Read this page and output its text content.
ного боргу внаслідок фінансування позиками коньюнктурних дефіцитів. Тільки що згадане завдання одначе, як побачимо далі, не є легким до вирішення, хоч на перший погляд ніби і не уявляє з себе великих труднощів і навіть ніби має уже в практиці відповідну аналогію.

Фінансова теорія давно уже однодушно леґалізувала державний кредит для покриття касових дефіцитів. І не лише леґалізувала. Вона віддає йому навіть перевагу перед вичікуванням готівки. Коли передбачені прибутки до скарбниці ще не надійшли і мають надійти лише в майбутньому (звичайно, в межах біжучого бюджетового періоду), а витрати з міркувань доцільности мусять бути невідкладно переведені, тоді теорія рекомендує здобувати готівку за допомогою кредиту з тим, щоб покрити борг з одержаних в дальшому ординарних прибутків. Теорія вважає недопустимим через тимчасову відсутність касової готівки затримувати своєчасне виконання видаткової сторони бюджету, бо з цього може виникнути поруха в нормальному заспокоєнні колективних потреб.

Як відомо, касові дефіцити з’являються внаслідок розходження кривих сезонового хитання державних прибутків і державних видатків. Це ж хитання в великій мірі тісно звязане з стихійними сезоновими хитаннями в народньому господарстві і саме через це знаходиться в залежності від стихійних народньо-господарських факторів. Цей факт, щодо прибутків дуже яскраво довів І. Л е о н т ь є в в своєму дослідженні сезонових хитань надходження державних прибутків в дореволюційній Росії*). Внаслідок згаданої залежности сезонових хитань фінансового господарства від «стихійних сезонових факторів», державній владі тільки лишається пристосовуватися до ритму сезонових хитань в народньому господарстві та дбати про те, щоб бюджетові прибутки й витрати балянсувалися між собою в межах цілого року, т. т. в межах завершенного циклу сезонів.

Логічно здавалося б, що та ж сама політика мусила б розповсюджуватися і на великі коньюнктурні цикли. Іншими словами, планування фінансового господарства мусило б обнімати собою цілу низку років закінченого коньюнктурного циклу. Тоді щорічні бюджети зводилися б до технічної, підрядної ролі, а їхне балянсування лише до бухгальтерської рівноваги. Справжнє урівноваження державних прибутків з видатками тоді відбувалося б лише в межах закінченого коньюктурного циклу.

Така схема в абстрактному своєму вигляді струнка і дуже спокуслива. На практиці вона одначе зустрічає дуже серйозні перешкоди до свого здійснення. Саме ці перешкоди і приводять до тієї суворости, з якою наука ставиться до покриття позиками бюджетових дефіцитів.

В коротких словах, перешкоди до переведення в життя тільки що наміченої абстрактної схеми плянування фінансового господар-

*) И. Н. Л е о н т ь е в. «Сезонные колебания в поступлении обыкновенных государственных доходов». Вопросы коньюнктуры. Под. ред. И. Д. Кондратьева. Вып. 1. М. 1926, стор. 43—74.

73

--

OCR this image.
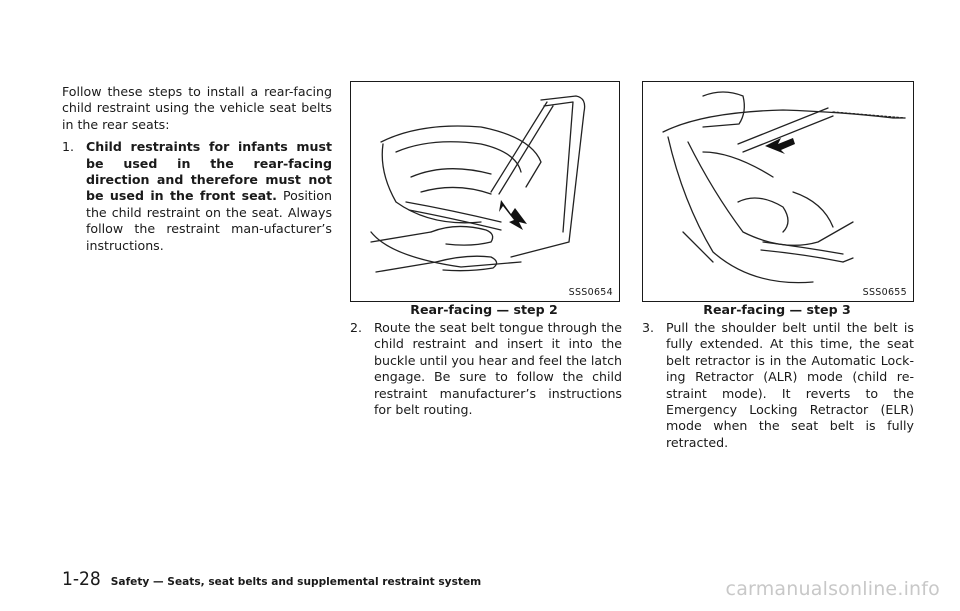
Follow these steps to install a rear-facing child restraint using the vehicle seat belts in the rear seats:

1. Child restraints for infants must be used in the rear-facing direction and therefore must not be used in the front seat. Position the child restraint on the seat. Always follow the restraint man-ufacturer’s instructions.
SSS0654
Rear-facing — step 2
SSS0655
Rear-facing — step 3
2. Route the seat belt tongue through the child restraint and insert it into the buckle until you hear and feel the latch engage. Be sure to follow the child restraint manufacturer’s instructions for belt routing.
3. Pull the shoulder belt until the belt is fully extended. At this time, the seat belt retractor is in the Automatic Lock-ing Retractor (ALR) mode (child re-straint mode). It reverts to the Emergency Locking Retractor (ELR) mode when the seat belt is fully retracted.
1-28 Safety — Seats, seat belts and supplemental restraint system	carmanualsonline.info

▸ REQUIREMENTS
Copy each line holding the word "belts" from the listing above.

▸ RESPONSE TO THIS EXERCISE
Follow these steps to install a rear-facing child restraint using the vehicle seat belts in the rear seats:
1-28 Safety — Seats, seat belts and supplemental restraint system	carmanualsonline.info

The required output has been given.